* _What you are asked to do_: Retype every entry in its entirety, without alteration.

-- START Supplied material --

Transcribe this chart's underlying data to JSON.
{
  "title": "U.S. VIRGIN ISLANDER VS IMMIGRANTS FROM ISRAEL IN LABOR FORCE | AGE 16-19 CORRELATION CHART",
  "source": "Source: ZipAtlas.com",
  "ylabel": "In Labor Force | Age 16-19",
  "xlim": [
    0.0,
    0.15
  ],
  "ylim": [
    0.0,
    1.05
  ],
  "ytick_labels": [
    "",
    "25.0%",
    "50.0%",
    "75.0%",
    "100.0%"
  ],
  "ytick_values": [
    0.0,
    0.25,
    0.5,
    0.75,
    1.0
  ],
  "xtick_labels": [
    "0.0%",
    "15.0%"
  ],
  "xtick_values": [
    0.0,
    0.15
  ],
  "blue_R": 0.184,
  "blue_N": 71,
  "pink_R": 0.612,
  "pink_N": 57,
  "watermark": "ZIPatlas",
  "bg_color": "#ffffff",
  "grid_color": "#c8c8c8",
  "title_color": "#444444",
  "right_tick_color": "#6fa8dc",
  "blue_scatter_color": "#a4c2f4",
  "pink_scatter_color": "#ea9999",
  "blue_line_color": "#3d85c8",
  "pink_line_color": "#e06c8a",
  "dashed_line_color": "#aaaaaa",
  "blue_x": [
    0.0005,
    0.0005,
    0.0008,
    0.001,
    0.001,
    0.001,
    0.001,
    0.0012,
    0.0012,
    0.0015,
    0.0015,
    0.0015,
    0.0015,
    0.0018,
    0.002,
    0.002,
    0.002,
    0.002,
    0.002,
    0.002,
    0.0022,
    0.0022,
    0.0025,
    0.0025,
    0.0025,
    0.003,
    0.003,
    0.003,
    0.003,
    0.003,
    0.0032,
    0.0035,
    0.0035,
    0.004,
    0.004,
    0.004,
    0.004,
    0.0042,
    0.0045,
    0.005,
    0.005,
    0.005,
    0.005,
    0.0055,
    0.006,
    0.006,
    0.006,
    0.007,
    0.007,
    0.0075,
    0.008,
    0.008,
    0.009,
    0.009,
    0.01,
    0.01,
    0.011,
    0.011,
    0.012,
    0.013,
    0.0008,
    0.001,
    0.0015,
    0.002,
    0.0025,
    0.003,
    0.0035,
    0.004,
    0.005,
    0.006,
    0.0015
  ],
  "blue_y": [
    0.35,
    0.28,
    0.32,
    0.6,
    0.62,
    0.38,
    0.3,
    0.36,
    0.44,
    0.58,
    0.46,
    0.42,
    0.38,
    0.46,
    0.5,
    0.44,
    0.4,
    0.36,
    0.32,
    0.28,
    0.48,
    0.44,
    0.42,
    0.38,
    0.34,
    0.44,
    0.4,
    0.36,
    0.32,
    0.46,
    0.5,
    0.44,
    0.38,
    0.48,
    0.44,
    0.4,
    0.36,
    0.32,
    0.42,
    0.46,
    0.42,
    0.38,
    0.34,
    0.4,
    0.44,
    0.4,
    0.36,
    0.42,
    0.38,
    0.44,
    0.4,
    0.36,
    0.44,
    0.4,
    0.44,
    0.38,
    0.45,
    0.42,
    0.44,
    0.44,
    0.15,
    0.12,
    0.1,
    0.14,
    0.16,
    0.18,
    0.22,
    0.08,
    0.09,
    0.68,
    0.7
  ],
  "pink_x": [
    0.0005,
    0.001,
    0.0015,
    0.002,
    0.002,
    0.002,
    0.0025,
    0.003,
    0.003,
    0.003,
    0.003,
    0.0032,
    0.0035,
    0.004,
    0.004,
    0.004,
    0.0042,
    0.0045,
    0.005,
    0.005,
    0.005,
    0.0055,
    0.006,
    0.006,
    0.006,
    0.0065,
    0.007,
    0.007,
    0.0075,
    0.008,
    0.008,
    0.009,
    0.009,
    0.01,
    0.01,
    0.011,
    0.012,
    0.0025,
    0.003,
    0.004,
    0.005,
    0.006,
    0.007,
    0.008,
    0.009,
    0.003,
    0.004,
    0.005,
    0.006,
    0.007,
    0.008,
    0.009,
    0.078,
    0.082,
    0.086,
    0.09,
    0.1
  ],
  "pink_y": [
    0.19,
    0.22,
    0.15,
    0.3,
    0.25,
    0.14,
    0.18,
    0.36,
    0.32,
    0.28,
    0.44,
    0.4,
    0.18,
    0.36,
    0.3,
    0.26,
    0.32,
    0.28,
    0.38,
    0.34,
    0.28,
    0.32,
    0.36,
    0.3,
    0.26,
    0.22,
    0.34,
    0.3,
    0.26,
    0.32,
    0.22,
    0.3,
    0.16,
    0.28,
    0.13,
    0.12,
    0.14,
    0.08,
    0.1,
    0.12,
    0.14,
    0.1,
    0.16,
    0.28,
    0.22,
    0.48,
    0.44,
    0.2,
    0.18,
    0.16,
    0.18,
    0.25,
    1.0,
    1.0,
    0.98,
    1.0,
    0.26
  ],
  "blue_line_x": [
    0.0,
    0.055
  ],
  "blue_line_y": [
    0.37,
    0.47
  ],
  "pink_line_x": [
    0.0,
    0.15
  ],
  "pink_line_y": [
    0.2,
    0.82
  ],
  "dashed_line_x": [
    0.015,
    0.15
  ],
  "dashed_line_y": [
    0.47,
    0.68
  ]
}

-- END Supplied material --

* _Answer_:
Transcribe this chart's underlying data to JSON.
{
  "title": "U.S. VIRGIN ISLANDER VS IMMIGRANTS FROM ISRAEL IN LABOR FORCE | AGE 16-19 CORRELATION CHART",
  "source": "Source: ZipAtlas.com",
  "ylabel": "In Labor Force | Age 16-19",
  "xlim": [
    0.0,
    0.15
  ],
  "ylim": [
    0.0,
    1.05
  ],
  "ytick_labels": [
    "",
    "25.0%",
    "50.0%",
    "75.0%",
    "100.0%"
  ],
  "ytick_values": [
    0.0,
    0.25,
    0.5,
    0.75,
    1.0
  ],
  "xtick_labels": [
    "0.0%",
    "15.0%"
  ],
  "xtick_values": [
    0.0,
    0.15
  ],
  "blue_R": 0.184,
  "blue_N": 71,
  "pink_R": 0.612,
  "pink_N": 57,
  "watermark": "ZIPatlas",
  "bg_color": "#ffffff",
  "grid_color": "#c8c8c8",
  "title_color": "#444444",
  "right_tick_color": "#6fa8dc",
  "blue_scatter_color": "#a4c2f4",
  "pink_scatter_color": "#ea9999",
  "blue_line_color": "#3d85c8",
  "pink_line_color": "#e06c8a",
  "dashed_line_color": "#aaaaaa",
  "blue_x": [
    0.0005,
    0.0005,
    0.0008,
    0.001,
    0.001,
    0.001,
    0.001,
    0.0012,
    0.0012,
    0.0015,
    0.0015,
    0.0015,
    0.0015,
    0.0018,
    0.002,
    0.002,
    0.002,
    0.002,
    0.002,
    0.002,
    0.0022,
    0.0022,
    0.0025,
    0.0025,
    0.0025,
    0.003,
    0.003,
    0.003,
    0.003,
    0.003,
    0.0032,
    0.0035,
    0.0035,
    0.004,
    0.004,
    0.004,
    0.004,
    0.0042,
    0.0045,
    0.005,
    0.005,
    0.005,
    0.005,
    0.0055,
    0.006,
    0.006,
    0.006,
    0.007,
    0.007,
    0.0075,
    0.008,
    0.008,
    0.009,
    0.009,
    0.01,
    0.01,
    0.011,
    0.011,
    0.012,
    0.013,
    0.0008,
    0.001,
    0.0015,
    0.002,
    0.0025,
    0.003,
    0.0035,
    0.004,
    0.005,
    0.006,
    0.0015
  ],
  "blue_y": [
    0.35,
    0.28,
    0.32,
    0.6,
    0.62,
    0.38,
    0.3,
    0.36,
    0.44,
    0.58,
    0.46,
    0.42,
    0.38,
    0.46,
    0.5,
    0.44,
    0.4,
    0.36,
    0.32,
    0.28,
    0.48,
    0.44,
    0.42,
    0.38,
    0.34,
    0.44,
    0.4,
    0.36,
    0.32,
    0.46,
    0.5,
    0.44,
    0.38,
    0.48,
    0.44,
    0.4,
    0.36,
    0.32,
    0.42,
    0.46,
    0.42,
    0.38,
    0.34,
    0.4,
    0.44,
    0.4,
    0.36,
    0.42,
    0.38,
    0.44,
    0.4,
    0.36,
    0.44,
    0.4,
    0.44,
    0.38,
    0.45,
    0.42,
    0.44,
    0.44,
    0.15,
    0.12,
    0.1,
    0.14,
    0.16,
    0.18,
    0.22,
    0.08,
    0.09,
    0.68,
    0.7
  ],
  "pink_x": [
    0.0005,
    0.001,
    0.0015,
    0.002,
    0.002,
    0.002,
    0.0025,
    0.003,
    0.003,
    0.003,
    0.003,
    0.0032,
    0.0035,
    0.004,
    0.004,
    0.004,
    0.0042,
    0.0045,
    0.005,
    0.005,
    0.005,
    0.0055,
    0.006,
    0.006,
    0.006,
    0.0065,
    0.007,
    0.007,
    0.0075,
    0.008,
    0.008,
    0.009,
    0.009,
    0.01,
    0.01,
    0.011,
    0.012,
    0.0025,
    0.003,
    0.004,
    0.005,
    0.006,
    0.007,
    0.008,
    0.009,
    0.003,
    0.004,
    0.005,
    0.006,
    0.007,
    0.008,
    0.009,
    0.078,
    0.082,
    0.086,
    0.09,
    0.1
  ],
  "pink_y": [
    0.19,
    0.22,
    0.15,
    0.3,
    0.25,
    0.14,
    0.18,
    0.36,
    0.32,
    0.28,
    0.44,
    0.4,
    0.18,
    0.36,
    0.3,
    0.26,
    0.32,
    0.28,
    0.38,
    0.34,
    0.28,
    0.32,
    0.36,
    0.3,
    0.26,
    0.22,
    0.34,
    0.3,
    0.26,
    0.32,
    0.22,
    0.3,
    0.16,
    0.28,
    0.13,
    0.12,
    0.14,
    0.08,
    0.1,
    0.12,
    0.14,
    0.1,
    0.16,
    0.28,
    0.22,
    0.48,
    0.44,
    0.2,
    0.18,
    0.16,
    0.18,
    0.25,
    1.0,
    1.0,
    0.98,
    1.0,
    0.26
  ],
  "blue_line_x": [
    0.0,
    0.055
  ],
  "blue_line_y": [
    0.37,
    0.47
  ],
  "pink_line_x": [
    0.0,
    0.15
  ],
  "pink_line_y": [
    0.2,
    0.82
  ],
  "dashed_line_x": [
    0.015,
    0.15
  ],
  "dashed_line_y": [
    0.47,
    0.68
  ]
}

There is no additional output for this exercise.